● Passage shown:
************
Ambassador Jose L. Cuisia Jr. issues instructions to officers of the Philippine Embassy in Washington D.C. who were put on 24-hour-standby to assist Filipinos who could be affected by Hurricane Sandy which will make landfall late Monday, 29 October 2012, along the East Coast of the United States. Ambassador Cuisia has urged the more than 460,000 Filipinos along the path of what has been described as the most powerful storm to hit the mainland US to heed warnings from local authorities and stay indoors until the storm has passed. (Philippine Embassy Photo by Manny Gascon)

WASHINGTON, D.C.–The Philippine Embassy today issued an urgent reminder to Filipinos in the eastern seaboard of the United States for them to heed warnings from authorities and stay out of the way of what is feared to be one of the most devastating storms to hit the country.

Ambassador Jose L. Cuisia, Jr. at the same time reported that there were no Filipino casualties during the deadly sweep of Hurricane Sandy across the Caribbean that claimed as many as 65 lives last week.

He said Filipino leaders in Bermuda, Cayman Islands, Grenada, Jamaica, Haiti, Turks and Caicos, the Bahamas and Trinidad and Tobago have informed the Embassy that all their members are accounted for.

Ambassador Cuisia issued the new reminder shortly before Hurricane Sandy starts wreaking havoc along a wide swathe of the East Coast that would affect more than 60 million people, including an estimated 460,000 Filipinos.

“What is barreling towards us is one of the most powerful storms to strike the US mainland,” Ambassador Cuisia told members of the Filipino-American community in the fourth advisory issued since 28 October.

“Ondoy is nothing compared to the devastation that Hurricane Sandy is expected to unleash,” the envoy said, referring to the powerful typhoon that struck Manila in 2009 and which left more than 700 people dead and billions of pesos in damage.

Ambassador Jose L. Cuisia Jr. (Philippine Embassy Photo by Manny Gascon)
************
● Information provided:
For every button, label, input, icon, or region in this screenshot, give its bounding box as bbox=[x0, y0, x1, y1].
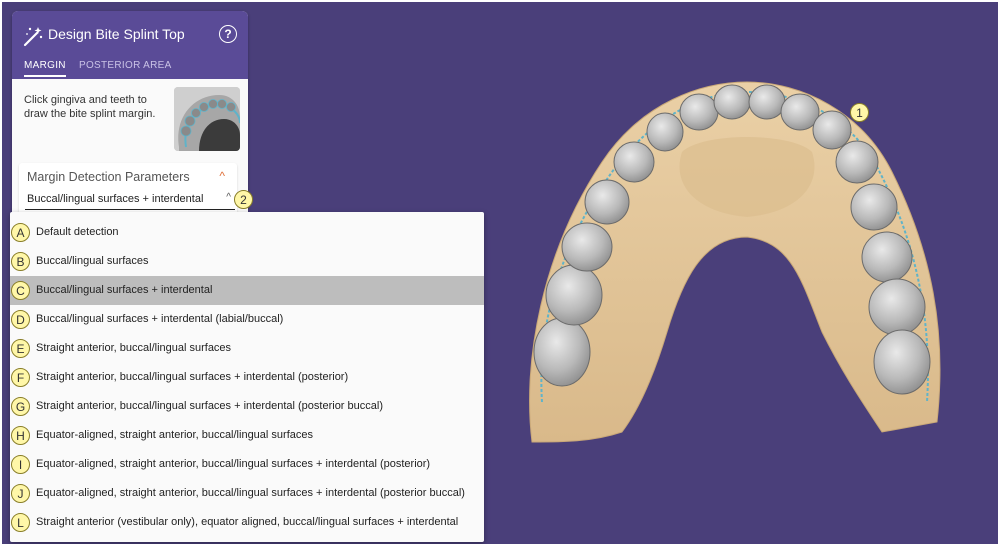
************
● What to work on:
1. According to the Hurricane Sandy passage, how many lives did the storm claim in the Caribbean last week?
2. Tell whether each statement agrees with the Hurricane Sandy passage, and quote the words that decide it: (a) Typhoon Ondoy struck Manila in 2009. (b) Some Filipinos died when Sandy swept across the Caribbean. (c) Ambassador Cuisia spoke to the Filipino-American community in the fourth advisory issued since 28 October.
The data above plays no part here.

● Answers provided:
1. As many as 65 lives.

2.
(a) Yes: "the powerful typhoon that struck Manila in 2009"
(b) No: "there were no Filipino casualties during the deadly sweep of Hurricane Sandy across the Caribbean"
(c) Yes: "Ambassador Cuisia told members of the Filipino-American community in the fourth advisory issued since 28 October"